Transcribe the full listing exactly, and drop every picture.

-- Begin --

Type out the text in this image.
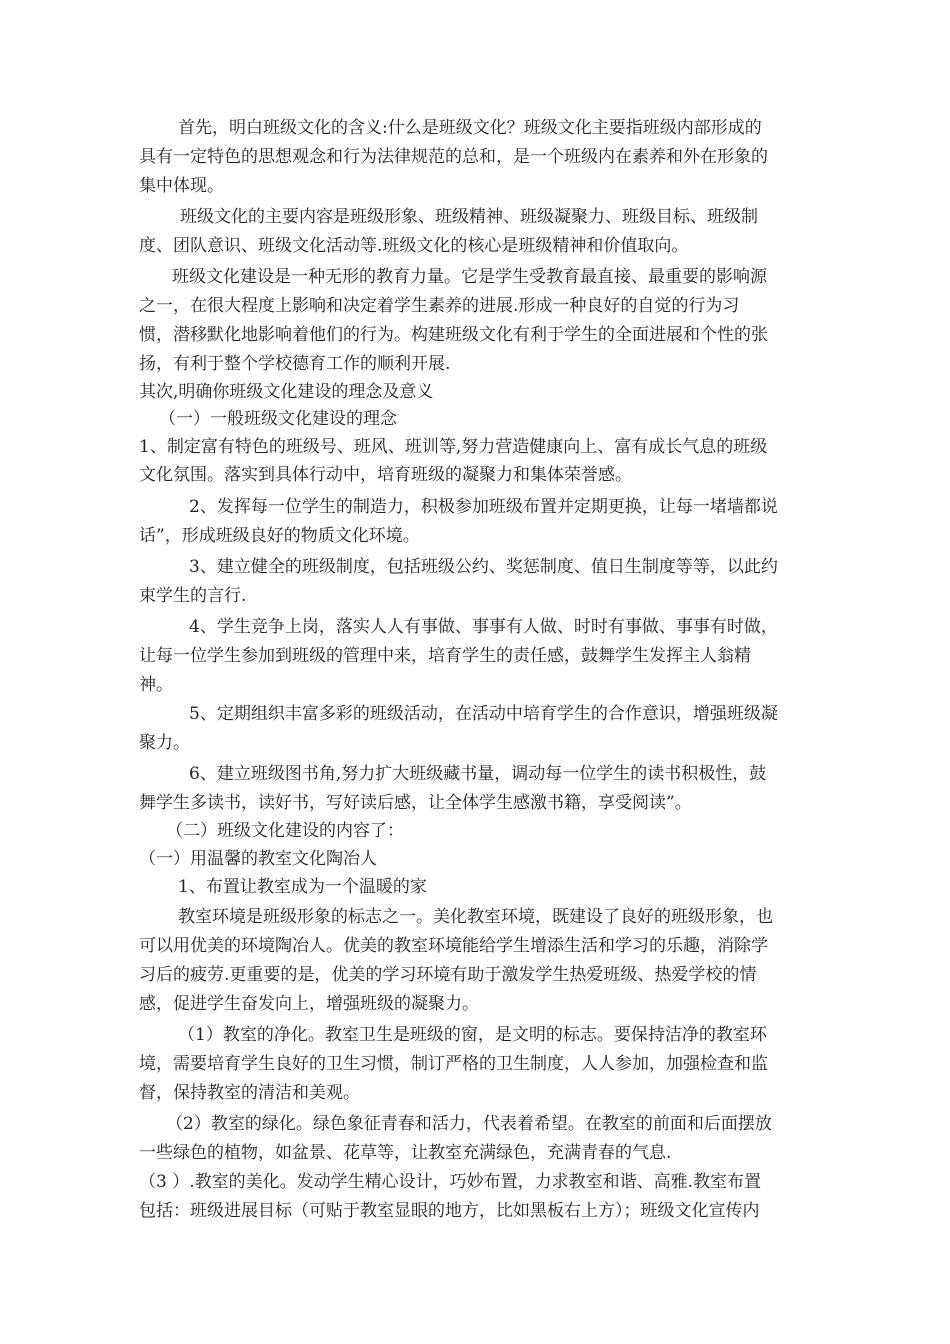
首先，明白班级文化的含义:什么是班级文化？班级文化主要指班级内部形成的
具有一定特色的思想观念和行为法律规范的总和，是一个班级内在素养和外在形象的
集中体现。
班级文化的主要内容是班级形象、班级精神、班级凝聚力、班级目标、班级制
度、团队意识、班级文化活动等.班级文化的核心是班级精神和价值取向。
班级文化建设是一种无形的教育力量。它是学生受教育最直接、最重要的影响源
之一，在很大程度上影响和决定着学生素养的进展.形成一种良好的自觉的行为习
惯，潜移默化地影响着他们的行为。构建班级文化有利于学生的全面进展和个性的张
扬，有利于整个学校德育工作的顺利开展.
其次,明确你班级文化建设的理念及意义
（一）一般班级文化建设的理念
1、制定富有特色的班级号、班风、班训等,努力营造健康向上、富有成长气息的班级
文化氛围。落实到具体行动中，培育班级的凝聚力和集体荣誉感。
2、发挥每一位学生的制造力，积极参加班级布置并定期更换，让每一堵墙都说
话”，形成班级良好的物质文化环境。
3、建立健全的班级制度，包括班级公约、奖惩制度、值日生制度等等，以此约
束学生的言行.
4、学生竞争上岗，落实人人有事做、事事有人做、时时有事做、事事有时做，
让每一位学生参加到班级的管理中来，培育学生的责任感，鼓舞学生发挥主人翁精
神。
5、定期组织丰富多彩的班级活动，在活动中培育学生的合作意识，增强班级凝
聚力。
6、建立班级图书角,努力扩大班级藏书量，调动每一位学生的读书积极性，鼓
舞学生多读书，读好书，写好读后感，让全体学生感激书籍，享受阅读”。
（二）班级文化建设的内容了：
（一）用温馨的教室文化陶冶人
1、布置让教室成为一个温暖的家
教室环境是班级形象的标志之一。美化教室环境，既建设了良好的班级形象，也
可以用优美的环境陶冶人。优美的教室环境能给学生增添生活和学习的乐趣，消除学
习后的疲劳.更重要的是，优美的学习环境有助于激发学生热爱班级、热爱学校的情
感，促进学生奋发向上，增强班级的凝聚力。
（1）教室的净化。教室卫生是班级的窗，是文明的标志。要保持洁净的教室环
境，需要培育学生良好的卫生习惯，制订严格的卫生制度，人人参加，加强检查和监
督，保持教室的清洁和美观。
（2）教室的绿化。绿色象征青春和活力，代表着希望。在教室的前面和后面摆放
一些绿色的植物，如盆景、花草等，让教室充满绿色，充满青春的气息.
（3 ）.教室的美化。发动学生精心设计，巧妙布置，力求教室和谐、高雅.教室布置
包括：班级进展目标（可贴于教室显眼的地方，比如黑板右上方）；班级文化宣传内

-- End --

ANSWER TO THE TASK -
Type out the text in this image.
首先，明白班级文化的含义:什么是班级文化？班级文化主要指班级内部形成的
具有一定特色的思想观念和行为法律规范的总和，是一个班级内在素养和外在形象的
集中体现。
班级文化的主要内容是班级形象、班级精神、班级凝聚力、班级目标、班级制
度、团队意识、班级文化活动等.班级文化的核心是班级精神和价值取向。
班级文化建设是一种无形的教育力量。它是学生受教育最直接、最重要的影响源
之一，在很大程度上影响和决定着学生素养的进展.形成一种良好的自觉的行为习
惯，潜移默化地影响着他们的行为。构建班级文化有利于学生的全面进展和个性的张
扬，有利于整个学校德育工作的顺利开展.
其次,明确你班级文化建设的理念及意义
（一）一般班级文化建设的理念
1、制定富有特色的班级号、班风、班训等,努力营造健康向上、富有成长气息的班级
文化氛围。落实到具体行动中，培育班级的凝聚力和集体荣誉感。
2、发挥每一位学生的制造力，积极参加班级布置并定期更换，让每一堵墙都说
话”，形成班级良好的物质文化环境。
3、建立健全的班级制度，包括班级公约、奖惩制度、值日生制度等等，以此约
束学生的言行.
4、学生竞争上岗，落实人人有事做、事事有人做、时时有事做、事事有时做，
让每一位学生参加到班级的管理中来，培育学生的责任感，鼓舞学生发挥主人翁精
神。
5、定期组织丰富多彩的班级活动，在活动中培育学生的合作意识，增强班级凝
聚力。
6、建立班级图书角,努力扩大班级藏书量，调动每一位学生的读书积极性，鼓
舞学生多读书，读好书，写好读后感，让全体学生感激书籍，享受阅读”。
（二）班级文化建设的内容了：
（一）用温馨的教室文化陶冶人
1、布置让教室成为一个温暖的家
教室环境是班级形象的标志之一。美化教室环境，既建设了良好的班级形象，也
可以用优美的环境陶冶人。优美的教室环境能给学生增添生活和学习的乐趣，消除学
习后的疲劳.更重要的是，优美的学习环境有助于激发学生热爱班级、热爱学校的情
感，促进学生奋发向上，增强班级的凝聚力。
（1）教室的净化。教室卫生是班级的窗，是文明的标志。要保持洁净的教室环
境，需要培育学生良好的卫生习惯，制订严格的卫生制度，人人参加，加强检查和监
督，保持教室的清洁和美观。
（2）教室的绿化。绿色象征青春和活力，代表着希望。在教室的前面和后面摆放
一些绿色的植物，如盆景、花草等，让教室充满绿色，充满青春的气息.
（3 ）.教室的美化。发动学生精心设计，巧妙布置，力求教室和谐、高雅.教室布置
包括：班级进展目标（可贴于教室显眼的地方，比如黑板右上方）；班级文化宣传内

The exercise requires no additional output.